Extracted records =
○ ○ ○ ○ ○ ○ ○

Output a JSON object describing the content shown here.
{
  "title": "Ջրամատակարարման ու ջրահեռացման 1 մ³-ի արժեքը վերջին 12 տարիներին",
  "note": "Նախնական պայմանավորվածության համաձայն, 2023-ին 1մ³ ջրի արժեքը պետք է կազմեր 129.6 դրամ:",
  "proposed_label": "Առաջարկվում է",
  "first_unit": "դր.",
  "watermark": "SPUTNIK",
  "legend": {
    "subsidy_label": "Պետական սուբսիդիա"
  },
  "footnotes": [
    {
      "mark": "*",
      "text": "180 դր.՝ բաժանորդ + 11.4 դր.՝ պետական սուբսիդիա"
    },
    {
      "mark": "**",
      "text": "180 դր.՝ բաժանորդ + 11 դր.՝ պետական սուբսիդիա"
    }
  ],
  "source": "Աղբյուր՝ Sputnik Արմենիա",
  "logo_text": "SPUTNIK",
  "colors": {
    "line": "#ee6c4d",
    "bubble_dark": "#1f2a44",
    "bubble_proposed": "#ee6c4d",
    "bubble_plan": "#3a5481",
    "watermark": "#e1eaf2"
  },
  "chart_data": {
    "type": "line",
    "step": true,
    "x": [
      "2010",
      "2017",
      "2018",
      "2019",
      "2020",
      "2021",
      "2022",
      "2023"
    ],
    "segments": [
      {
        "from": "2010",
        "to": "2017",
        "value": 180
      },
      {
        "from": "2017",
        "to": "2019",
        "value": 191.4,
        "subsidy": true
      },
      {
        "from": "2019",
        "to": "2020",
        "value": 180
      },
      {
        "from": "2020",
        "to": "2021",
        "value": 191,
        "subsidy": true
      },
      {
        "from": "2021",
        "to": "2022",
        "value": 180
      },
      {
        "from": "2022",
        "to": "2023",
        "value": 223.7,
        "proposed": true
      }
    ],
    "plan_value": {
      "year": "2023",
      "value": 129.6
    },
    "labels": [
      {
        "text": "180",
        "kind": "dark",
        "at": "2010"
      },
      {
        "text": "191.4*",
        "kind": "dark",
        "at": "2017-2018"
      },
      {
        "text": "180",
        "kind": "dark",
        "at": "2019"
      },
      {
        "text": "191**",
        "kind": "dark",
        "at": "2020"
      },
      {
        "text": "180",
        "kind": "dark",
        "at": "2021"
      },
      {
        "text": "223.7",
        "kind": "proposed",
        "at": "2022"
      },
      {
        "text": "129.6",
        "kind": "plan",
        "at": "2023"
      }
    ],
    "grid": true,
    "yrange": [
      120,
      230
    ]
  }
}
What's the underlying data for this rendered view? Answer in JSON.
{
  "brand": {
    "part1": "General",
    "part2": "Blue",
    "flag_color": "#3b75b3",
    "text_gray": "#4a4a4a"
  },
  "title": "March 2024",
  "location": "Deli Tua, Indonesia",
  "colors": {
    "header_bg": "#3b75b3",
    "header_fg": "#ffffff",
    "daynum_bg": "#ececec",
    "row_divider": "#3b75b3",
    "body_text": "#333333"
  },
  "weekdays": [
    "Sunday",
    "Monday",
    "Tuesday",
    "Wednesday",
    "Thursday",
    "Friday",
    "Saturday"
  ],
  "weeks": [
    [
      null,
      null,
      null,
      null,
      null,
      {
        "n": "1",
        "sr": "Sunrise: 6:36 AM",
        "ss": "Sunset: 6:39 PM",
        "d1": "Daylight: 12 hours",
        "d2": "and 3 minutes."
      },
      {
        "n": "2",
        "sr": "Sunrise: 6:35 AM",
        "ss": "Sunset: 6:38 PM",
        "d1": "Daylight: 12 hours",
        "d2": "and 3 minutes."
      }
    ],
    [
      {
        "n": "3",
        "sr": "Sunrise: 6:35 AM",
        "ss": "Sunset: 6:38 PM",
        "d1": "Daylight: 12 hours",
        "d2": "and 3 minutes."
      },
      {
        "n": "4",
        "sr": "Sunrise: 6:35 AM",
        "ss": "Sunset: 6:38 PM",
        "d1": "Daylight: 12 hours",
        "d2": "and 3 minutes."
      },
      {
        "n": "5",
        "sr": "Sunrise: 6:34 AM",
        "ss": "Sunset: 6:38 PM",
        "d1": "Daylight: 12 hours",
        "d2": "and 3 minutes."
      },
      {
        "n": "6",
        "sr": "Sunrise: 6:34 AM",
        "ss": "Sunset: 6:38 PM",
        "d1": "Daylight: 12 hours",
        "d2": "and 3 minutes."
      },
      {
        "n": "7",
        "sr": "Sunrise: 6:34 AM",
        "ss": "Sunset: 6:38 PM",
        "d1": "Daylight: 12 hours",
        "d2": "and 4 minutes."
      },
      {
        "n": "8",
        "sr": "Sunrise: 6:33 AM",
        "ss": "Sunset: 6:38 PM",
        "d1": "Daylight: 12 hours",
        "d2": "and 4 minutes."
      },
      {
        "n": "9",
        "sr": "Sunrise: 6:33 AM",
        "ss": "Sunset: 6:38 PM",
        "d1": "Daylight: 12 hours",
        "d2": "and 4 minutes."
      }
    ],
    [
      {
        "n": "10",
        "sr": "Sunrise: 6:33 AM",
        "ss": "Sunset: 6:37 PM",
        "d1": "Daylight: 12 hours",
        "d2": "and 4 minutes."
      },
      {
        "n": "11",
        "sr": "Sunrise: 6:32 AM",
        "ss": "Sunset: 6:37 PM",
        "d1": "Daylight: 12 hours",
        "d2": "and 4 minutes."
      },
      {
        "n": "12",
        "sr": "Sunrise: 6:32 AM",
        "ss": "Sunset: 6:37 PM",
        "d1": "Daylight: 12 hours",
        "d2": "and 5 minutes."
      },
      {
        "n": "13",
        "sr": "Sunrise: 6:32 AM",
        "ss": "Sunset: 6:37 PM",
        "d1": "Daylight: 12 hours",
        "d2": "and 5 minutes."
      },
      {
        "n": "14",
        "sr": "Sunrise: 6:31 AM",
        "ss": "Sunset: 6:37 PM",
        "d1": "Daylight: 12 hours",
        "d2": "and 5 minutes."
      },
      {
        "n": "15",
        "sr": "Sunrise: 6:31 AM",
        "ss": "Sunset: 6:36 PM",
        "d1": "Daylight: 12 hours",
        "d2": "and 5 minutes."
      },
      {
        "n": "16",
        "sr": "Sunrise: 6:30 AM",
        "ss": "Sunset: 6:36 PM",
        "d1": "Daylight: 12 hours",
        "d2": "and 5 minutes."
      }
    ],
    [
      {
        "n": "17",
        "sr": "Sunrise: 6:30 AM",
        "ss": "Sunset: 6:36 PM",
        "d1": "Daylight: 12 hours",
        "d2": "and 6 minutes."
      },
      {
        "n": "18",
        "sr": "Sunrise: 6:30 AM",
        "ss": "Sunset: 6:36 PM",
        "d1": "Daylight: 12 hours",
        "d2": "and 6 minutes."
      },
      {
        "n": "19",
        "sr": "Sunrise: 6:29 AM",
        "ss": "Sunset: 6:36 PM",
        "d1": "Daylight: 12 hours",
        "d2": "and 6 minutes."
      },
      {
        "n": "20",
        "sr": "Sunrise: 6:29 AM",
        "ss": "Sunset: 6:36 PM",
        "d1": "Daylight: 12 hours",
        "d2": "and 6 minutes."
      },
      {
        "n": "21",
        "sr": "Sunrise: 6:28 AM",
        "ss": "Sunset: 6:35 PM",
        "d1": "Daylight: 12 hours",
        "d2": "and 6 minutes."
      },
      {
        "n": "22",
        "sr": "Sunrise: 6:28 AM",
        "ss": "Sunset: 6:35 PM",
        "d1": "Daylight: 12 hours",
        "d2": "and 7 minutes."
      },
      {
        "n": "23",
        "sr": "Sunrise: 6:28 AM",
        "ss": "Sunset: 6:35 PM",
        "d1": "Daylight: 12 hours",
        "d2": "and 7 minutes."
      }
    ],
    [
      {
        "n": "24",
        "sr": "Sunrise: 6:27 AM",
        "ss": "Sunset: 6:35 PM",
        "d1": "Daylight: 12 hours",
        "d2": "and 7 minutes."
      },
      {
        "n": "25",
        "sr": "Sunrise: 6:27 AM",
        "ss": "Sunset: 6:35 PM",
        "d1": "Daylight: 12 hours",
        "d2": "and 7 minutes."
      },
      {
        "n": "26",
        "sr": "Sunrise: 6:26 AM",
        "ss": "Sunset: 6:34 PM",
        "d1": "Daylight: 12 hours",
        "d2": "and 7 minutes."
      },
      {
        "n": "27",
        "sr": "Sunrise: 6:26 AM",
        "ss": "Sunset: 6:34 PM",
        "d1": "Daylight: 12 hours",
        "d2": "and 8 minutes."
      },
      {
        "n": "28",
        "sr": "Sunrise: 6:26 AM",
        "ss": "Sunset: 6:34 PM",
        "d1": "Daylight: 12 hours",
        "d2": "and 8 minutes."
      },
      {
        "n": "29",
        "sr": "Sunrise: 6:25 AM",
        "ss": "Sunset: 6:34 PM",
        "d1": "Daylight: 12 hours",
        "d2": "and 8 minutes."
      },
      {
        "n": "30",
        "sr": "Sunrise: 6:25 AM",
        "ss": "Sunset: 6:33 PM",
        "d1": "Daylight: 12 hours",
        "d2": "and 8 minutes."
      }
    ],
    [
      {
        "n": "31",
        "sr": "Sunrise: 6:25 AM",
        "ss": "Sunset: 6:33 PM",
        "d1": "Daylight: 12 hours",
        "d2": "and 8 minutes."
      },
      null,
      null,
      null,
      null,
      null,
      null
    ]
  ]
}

○ ○ ○ ○ ○ ○ ○

Task details =
Look through the entries above; copy each line where the string "true" appears.

Problem solution =
    "step": true,
        "subsidy": true
        "subsidy": true
        "proposed": true
    "grid": true,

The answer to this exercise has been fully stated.